------ EXERCISE INPUTS

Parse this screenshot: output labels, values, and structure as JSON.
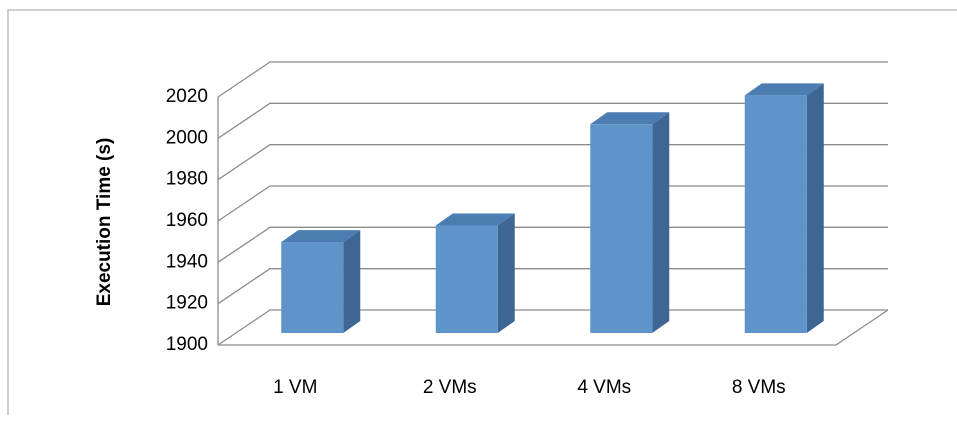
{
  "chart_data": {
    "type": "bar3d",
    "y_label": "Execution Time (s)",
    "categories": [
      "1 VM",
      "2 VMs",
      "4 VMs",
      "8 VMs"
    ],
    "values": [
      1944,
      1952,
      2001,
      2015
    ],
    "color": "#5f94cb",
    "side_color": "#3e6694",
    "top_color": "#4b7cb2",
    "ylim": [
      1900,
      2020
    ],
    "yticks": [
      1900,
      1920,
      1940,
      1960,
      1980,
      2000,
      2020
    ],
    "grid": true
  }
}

------------
------ EXERCISE INPUTS

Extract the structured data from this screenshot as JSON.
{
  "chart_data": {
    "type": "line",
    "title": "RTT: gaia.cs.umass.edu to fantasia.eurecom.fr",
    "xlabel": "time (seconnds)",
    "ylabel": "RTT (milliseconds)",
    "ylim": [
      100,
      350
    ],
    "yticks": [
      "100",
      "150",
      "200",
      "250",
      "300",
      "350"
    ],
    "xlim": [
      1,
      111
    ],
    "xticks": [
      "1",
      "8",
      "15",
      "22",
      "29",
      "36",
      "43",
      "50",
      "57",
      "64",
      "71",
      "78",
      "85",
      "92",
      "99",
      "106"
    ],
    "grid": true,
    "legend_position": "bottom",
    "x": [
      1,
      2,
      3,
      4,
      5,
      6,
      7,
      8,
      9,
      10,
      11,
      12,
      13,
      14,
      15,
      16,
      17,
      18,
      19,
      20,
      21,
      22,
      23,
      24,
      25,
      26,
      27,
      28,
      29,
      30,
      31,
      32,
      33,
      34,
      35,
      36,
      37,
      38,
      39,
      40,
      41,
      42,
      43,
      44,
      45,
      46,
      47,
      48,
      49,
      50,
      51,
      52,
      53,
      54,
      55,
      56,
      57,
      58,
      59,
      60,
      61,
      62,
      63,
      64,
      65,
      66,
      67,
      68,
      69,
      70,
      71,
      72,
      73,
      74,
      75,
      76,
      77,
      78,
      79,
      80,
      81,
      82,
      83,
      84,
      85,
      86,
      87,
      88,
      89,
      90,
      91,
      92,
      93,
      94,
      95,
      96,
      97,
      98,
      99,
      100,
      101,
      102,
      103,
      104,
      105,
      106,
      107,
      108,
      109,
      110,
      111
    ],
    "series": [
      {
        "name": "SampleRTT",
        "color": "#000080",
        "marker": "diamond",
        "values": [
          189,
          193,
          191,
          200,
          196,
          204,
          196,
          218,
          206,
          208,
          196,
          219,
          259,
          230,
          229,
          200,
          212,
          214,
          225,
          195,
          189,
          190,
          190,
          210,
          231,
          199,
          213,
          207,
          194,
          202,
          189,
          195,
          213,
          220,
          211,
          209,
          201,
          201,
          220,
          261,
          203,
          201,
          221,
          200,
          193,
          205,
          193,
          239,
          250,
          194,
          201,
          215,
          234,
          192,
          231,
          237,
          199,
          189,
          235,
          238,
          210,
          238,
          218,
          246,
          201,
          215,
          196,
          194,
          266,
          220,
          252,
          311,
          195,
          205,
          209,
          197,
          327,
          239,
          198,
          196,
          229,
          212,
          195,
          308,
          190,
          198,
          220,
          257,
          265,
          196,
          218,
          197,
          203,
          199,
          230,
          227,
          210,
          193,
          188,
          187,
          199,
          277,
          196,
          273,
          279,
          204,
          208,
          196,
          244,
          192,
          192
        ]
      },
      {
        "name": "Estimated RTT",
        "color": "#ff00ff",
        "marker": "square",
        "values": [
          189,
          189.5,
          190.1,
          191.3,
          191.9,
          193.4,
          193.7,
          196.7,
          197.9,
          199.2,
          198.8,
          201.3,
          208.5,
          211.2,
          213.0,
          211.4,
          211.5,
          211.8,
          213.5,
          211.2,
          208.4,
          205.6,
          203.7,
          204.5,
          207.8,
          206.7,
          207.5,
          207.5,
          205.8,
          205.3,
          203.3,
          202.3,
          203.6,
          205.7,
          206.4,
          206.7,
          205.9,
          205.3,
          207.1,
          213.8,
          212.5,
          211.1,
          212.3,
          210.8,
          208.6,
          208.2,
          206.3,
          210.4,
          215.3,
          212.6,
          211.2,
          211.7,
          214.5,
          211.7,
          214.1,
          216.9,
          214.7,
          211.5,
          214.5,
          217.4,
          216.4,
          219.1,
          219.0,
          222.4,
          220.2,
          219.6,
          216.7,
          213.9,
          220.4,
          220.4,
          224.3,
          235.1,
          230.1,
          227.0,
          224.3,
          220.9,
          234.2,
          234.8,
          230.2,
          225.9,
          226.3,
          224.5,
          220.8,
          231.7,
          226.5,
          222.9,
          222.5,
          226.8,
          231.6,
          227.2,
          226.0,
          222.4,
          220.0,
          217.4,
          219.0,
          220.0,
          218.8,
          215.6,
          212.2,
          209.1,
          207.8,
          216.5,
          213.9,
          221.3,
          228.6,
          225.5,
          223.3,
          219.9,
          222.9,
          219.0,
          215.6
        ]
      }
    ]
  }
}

------------
------ EXERCISE INPUTS

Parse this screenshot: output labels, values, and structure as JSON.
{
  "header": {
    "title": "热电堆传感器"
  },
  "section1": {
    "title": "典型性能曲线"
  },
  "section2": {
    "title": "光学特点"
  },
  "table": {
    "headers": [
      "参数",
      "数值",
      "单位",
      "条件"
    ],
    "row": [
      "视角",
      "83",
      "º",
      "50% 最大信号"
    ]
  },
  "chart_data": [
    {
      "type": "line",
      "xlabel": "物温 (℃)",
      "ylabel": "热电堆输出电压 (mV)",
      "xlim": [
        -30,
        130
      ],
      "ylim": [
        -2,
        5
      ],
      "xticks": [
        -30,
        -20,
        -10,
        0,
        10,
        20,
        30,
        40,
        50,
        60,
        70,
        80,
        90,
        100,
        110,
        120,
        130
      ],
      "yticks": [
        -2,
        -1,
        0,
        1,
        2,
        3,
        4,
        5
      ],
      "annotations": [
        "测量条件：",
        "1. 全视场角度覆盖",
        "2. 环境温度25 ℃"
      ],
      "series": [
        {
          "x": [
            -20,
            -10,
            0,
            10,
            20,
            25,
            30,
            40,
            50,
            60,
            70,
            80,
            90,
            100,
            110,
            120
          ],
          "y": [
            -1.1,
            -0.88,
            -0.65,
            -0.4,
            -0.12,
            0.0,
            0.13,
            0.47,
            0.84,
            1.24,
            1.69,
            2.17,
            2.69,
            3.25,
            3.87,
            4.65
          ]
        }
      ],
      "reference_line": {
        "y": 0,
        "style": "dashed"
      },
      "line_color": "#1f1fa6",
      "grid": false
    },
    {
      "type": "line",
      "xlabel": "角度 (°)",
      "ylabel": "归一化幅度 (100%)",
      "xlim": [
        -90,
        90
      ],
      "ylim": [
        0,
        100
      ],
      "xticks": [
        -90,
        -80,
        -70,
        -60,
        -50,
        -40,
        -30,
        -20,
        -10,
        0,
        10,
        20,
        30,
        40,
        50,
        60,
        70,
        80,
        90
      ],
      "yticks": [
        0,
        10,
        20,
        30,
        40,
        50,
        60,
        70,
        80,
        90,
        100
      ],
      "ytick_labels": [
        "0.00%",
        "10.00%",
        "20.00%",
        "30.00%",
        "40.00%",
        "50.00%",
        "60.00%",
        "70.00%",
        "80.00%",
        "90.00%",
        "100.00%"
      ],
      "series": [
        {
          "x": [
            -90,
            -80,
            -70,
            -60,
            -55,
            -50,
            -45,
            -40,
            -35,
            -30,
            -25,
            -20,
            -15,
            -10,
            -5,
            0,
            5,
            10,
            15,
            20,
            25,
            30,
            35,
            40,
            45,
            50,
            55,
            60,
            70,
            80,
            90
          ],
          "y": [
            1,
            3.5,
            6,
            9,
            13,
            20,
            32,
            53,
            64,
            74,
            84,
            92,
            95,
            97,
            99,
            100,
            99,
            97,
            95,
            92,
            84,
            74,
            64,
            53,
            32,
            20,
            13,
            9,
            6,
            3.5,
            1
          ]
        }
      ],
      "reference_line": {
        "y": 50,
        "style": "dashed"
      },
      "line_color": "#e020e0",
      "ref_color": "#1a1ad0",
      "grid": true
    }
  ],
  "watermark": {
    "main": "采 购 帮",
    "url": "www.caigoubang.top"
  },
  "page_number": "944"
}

------------

> [DIRECTION]: Which lines hold the word "xlabel"? Copy every one of them.

> [TASK ANSWER]:
    "xlabel": "time (seconnds)",
      "xlabel": "物温 (℃)",
      "xlabel": "角度 (°)",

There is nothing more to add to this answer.